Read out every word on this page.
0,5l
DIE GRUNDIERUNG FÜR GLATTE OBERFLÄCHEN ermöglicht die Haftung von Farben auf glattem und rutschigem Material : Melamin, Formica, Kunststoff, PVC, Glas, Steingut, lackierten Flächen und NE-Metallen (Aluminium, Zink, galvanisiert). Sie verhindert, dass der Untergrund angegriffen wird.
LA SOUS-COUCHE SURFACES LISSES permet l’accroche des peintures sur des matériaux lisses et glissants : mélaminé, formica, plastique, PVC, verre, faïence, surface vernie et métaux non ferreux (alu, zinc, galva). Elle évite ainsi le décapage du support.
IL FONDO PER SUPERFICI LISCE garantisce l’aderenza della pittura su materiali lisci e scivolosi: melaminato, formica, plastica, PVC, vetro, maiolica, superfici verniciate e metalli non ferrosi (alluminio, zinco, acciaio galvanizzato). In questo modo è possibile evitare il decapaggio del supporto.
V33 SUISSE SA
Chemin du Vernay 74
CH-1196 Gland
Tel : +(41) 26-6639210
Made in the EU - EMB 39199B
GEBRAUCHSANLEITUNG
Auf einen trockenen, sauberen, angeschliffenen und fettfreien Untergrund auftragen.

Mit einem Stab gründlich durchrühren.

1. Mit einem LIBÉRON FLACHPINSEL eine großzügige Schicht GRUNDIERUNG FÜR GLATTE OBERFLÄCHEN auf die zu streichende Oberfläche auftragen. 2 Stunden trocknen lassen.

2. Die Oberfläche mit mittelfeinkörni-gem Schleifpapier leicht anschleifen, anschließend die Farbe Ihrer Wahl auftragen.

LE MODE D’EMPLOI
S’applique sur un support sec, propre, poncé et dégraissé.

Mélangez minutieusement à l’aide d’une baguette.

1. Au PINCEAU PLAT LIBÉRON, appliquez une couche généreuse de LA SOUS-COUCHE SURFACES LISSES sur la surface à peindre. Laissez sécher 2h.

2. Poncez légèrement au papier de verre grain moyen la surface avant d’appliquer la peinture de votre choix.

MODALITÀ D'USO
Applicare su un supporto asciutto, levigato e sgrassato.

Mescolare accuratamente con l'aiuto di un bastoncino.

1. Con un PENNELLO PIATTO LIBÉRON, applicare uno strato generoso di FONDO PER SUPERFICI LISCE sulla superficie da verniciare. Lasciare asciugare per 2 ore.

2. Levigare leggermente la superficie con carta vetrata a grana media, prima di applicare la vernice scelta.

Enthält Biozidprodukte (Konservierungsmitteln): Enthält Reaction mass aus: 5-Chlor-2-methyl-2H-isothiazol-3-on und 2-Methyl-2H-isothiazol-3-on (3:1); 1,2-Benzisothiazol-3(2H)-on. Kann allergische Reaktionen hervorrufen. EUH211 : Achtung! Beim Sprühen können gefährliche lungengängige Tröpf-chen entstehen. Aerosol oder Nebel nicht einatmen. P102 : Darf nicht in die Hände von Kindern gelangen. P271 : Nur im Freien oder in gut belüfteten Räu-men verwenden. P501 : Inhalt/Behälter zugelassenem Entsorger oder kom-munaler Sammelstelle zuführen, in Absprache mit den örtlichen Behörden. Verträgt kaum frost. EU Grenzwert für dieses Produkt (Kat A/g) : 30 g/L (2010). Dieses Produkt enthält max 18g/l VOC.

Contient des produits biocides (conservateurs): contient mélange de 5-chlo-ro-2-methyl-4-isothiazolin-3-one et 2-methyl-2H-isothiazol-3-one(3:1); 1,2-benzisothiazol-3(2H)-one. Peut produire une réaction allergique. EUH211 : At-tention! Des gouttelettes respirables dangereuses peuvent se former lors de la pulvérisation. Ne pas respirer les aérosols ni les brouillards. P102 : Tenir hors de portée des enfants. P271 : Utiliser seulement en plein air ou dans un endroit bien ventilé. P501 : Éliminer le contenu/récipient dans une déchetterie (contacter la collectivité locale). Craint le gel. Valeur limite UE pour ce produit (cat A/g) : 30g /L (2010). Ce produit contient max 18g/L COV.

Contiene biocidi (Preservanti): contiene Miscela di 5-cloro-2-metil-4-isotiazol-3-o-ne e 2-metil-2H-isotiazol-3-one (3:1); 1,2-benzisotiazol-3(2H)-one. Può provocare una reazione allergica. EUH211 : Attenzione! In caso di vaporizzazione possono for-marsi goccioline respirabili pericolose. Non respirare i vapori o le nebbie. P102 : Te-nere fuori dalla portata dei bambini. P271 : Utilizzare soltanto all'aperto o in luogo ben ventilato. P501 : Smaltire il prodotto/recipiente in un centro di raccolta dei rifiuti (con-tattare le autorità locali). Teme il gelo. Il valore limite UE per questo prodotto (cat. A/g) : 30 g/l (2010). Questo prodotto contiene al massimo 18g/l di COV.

____________________

To be done
Gather each line in these records that contains the string "Untergrund".

The result
DIE GRUNDIERUNG FÜR GLATTE OBERFLÄCHEN ermöglicht die Haftung von Farben auf glattem und rutschigem Material : Melamin, Formica, Kunststoff, PVC, Glas, Steingut, lackierten Flächen und NE-Metallen (Aluminium, Zink, galvanisiert). Sie verhindert, dass der Untergrund angegriffen wird.
Auf einen trockenen, sauberen, angeschliffenen und fettfreien Untergrund auftragen.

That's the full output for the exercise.